Print all of the lines exactly. Any picture among them stays out.

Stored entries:
----

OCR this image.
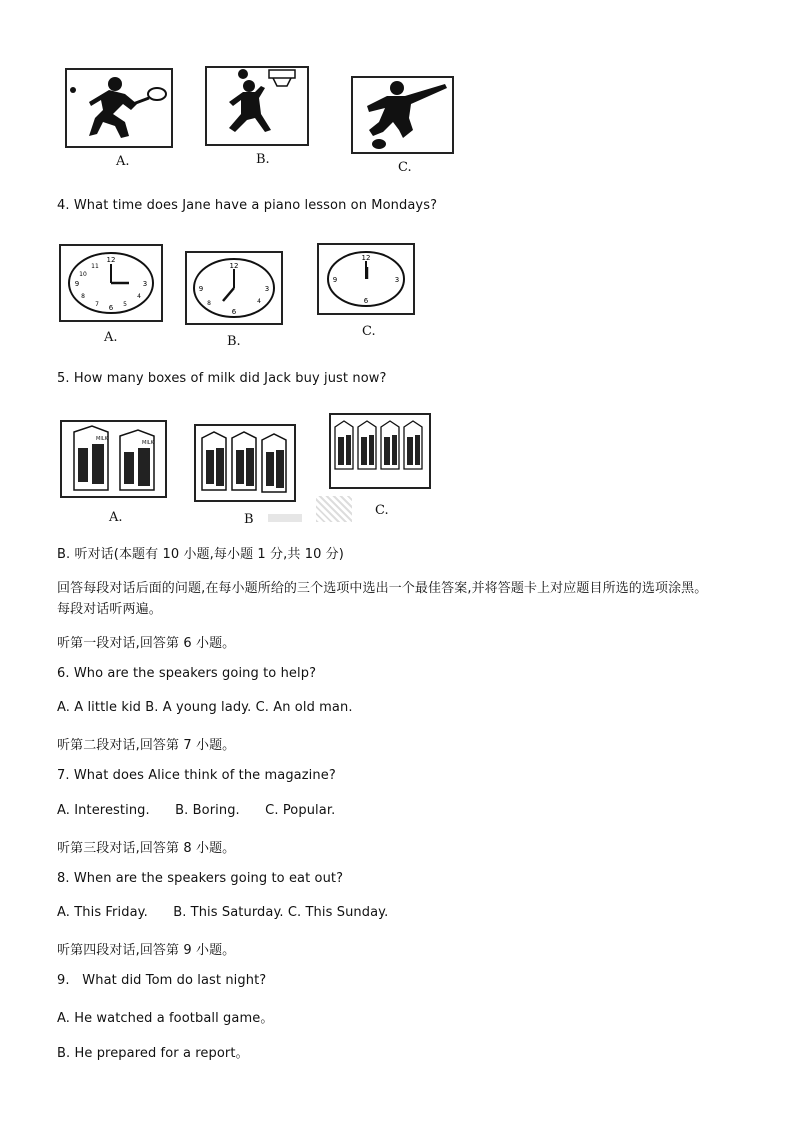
A.	B.
C.
4. What time does Jane have a piano lesson on Mondays?
12
3
6
9
11
10
8
7	5
4
A.
12
3
6
9
8	4
B.
12
3
6
9
C.
5. How many boxes of milk did Jack buy just now?
MILK
MILK
A.	B
C.
B. 听对话(本题有 10 小题,每小题 1 分,共 10 分)
回答每段对话后面的问题,在每小题所给的三个选项中选出一个最佳答案,并将答题卡上对应题目所选的选项涂黑。
每段对话听两遍。
听第一段对话,回答第 6 小题。
6. Who are the speakers going to help?
A. A little kid B. A young lady. C. An old man.
听第二段对话,回答第 7 小题。
7. What does Alice think of the magazine?
A. Interesting.      B. Boring.      C. Popular.
听第三段对话,回答第 8 小题。
8. When are the speakers going to eat out?
A. This Friday.      B. This Saturday. C. This Sunday.
听第四段对话,回答第 9 小题。
9.   What did Tom do last night?
A. He watched a football game。
B. He prepared for a report。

----

Exercise output:
OCR this image.
A.	B.
C.
4. What time does Jane have a piano lesson on Mondays?
12
3
6
9
11
10
8
7	5
4
A.
12
3
6
9
8	4
B.
12
3
6
9
C.
5. How many boxes of milk did Jack buy just now?
MILK
MILK
A.	B
C.
B. 听对话(本题有 10 小题,每小题 1 分,共 10 分)
回答每段对话后面的问题,在每小题所给的三个选项中选出一个最佳答案,并将答题卡上对应题目所选的选项涂黑。
每段对话听两遍。
听第一段对话,回答第 6 小题。
6. Who are the speakers going to help?
A. A little kid B. A young lady. C. An old man.
听第二段对话,回答第 7 小题。
7. What does Alice think of the magazine?
A. Interesting.      B. Boring.      C. Popular.
听第三段对话,回答第 8 小题。
8. When are the speakers going to eat out?
A. This Friday.      B. This Saturday. C. This Sunday.
听第四段对话,回答第 9 小题。
9.   What did Tom do last night?
A. He watched a football game。
B. He prepared for a report。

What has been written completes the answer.